* [Task goal]: Match on the string "Triazolyl" in the entries below and return every matching line.
═════ Listed entries
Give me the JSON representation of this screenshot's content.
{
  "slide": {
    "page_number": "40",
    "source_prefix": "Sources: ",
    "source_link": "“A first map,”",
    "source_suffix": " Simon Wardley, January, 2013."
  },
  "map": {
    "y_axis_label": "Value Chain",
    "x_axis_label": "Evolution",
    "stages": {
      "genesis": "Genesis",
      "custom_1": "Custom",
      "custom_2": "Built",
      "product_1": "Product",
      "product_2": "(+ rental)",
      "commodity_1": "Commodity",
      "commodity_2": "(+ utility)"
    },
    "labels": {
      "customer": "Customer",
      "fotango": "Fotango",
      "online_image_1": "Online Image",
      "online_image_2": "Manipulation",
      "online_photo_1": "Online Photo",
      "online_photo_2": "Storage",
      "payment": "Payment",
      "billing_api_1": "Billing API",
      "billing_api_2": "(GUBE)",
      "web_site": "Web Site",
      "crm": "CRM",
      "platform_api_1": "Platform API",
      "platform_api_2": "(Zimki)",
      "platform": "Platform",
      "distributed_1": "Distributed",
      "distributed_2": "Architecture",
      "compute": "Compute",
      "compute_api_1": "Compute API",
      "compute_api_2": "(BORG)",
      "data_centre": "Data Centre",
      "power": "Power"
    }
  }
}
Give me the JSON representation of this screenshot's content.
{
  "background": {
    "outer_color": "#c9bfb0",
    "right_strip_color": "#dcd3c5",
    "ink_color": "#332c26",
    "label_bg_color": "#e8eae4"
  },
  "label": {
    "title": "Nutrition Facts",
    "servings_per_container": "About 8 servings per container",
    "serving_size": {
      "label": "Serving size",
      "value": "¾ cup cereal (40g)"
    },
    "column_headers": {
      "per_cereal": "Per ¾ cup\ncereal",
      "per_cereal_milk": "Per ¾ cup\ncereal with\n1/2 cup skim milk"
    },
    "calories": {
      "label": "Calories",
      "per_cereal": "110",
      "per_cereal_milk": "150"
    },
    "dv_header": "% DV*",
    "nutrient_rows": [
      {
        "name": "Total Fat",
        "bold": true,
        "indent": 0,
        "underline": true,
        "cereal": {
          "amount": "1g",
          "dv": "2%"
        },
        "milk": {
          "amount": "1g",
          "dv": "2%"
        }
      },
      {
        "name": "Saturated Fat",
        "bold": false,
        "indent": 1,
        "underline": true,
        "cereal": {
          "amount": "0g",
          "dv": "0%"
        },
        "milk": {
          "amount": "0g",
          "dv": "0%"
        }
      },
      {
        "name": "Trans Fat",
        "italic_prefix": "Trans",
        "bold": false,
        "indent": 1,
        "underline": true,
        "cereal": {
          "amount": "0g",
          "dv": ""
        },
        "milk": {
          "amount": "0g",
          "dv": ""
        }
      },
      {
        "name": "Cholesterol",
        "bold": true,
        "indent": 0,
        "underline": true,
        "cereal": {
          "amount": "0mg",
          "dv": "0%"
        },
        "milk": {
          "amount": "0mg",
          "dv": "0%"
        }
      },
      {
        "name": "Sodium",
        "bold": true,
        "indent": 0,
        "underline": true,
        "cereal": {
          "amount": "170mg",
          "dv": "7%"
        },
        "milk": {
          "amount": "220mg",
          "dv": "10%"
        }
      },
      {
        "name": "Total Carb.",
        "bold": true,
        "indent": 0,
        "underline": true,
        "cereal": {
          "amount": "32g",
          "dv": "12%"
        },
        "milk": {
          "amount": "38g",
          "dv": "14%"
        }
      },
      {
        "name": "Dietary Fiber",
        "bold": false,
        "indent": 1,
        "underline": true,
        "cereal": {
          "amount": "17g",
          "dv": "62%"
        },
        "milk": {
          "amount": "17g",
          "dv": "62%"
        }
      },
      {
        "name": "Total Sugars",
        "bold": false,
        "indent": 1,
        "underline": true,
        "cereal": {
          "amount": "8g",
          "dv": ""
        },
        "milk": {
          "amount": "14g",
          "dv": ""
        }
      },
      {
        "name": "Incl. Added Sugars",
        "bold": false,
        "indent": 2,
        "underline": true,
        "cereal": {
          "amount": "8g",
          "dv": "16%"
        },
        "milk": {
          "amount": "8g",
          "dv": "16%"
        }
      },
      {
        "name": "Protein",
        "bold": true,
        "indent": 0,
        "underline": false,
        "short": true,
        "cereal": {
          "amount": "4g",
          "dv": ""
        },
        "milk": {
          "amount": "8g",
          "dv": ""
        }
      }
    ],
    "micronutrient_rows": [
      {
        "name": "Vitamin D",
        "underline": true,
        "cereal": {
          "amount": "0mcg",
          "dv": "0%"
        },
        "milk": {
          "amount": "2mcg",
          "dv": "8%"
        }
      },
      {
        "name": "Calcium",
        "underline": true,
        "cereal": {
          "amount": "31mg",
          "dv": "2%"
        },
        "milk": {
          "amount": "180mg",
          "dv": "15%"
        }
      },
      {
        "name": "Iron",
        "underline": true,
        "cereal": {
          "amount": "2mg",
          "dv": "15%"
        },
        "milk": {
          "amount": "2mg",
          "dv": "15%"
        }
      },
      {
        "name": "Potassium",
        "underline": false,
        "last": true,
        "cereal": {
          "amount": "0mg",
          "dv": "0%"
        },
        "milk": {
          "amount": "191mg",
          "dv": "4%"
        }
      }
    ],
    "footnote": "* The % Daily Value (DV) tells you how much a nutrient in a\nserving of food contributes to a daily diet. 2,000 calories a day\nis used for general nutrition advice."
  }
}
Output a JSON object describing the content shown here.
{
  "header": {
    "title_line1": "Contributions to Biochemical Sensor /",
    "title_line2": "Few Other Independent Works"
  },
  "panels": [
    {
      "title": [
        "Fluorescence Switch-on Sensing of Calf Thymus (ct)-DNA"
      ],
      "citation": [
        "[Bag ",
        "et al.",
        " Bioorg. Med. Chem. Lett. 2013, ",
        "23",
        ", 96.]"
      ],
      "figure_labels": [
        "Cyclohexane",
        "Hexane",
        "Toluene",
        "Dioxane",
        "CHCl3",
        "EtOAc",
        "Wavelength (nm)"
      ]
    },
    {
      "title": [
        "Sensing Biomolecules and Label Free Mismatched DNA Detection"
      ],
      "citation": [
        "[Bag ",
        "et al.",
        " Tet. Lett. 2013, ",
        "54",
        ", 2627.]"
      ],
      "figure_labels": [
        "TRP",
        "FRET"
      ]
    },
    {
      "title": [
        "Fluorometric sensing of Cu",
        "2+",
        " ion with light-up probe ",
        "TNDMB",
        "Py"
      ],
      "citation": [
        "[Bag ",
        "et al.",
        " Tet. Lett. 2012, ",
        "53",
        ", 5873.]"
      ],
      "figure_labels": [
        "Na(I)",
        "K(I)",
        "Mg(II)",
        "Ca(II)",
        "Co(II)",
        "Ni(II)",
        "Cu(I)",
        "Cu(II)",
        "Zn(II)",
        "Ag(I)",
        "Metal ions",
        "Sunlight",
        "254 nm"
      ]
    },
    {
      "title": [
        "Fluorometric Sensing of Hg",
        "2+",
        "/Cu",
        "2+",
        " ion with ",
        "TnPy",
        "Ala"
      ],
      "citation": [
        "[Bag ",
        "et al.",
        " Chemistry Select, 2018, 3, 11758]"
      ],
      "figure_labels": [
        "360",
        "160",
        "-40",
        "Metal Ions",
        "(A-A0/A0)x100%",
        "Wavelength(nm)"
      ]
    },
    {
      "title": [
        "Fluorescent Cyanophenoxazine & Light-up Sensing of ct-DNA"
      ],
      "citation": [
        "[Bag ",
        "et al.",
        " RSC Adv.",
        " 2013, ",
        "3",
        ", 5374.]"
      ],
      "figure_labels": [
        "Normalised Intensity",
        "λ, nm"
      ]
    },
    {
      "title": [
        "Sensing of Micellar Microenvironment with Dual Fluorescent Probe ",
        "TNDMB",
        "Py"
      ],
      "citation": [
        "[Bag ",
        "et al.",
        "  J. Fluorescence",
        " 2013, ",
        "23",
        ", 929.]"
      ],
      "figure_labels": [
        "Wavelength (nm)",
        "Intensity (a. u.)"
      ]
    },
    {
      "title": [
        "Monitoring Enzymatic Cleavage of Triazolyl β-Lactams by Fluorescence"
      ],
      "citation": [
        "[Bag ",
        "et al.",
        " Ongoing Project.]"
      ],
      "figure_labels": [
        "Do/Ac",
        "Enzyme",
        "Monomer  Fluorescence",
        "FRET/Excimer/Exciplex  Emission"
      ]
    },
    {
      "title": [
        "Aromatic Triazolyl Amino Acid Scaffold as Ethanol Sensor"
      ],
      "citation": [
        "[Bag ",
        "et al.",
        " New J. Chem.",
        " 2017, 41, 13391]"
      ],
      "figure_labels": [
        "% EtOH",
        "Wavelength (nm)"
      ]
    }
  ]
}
══════════
* [Written reply]:
        "Monitoring Enzymatic Cleavage of Triazolyl β-Lactams by Fluorescence"
        "Aromatic Triazolyl Amino Acid Scaffold as Ethanol Sensor"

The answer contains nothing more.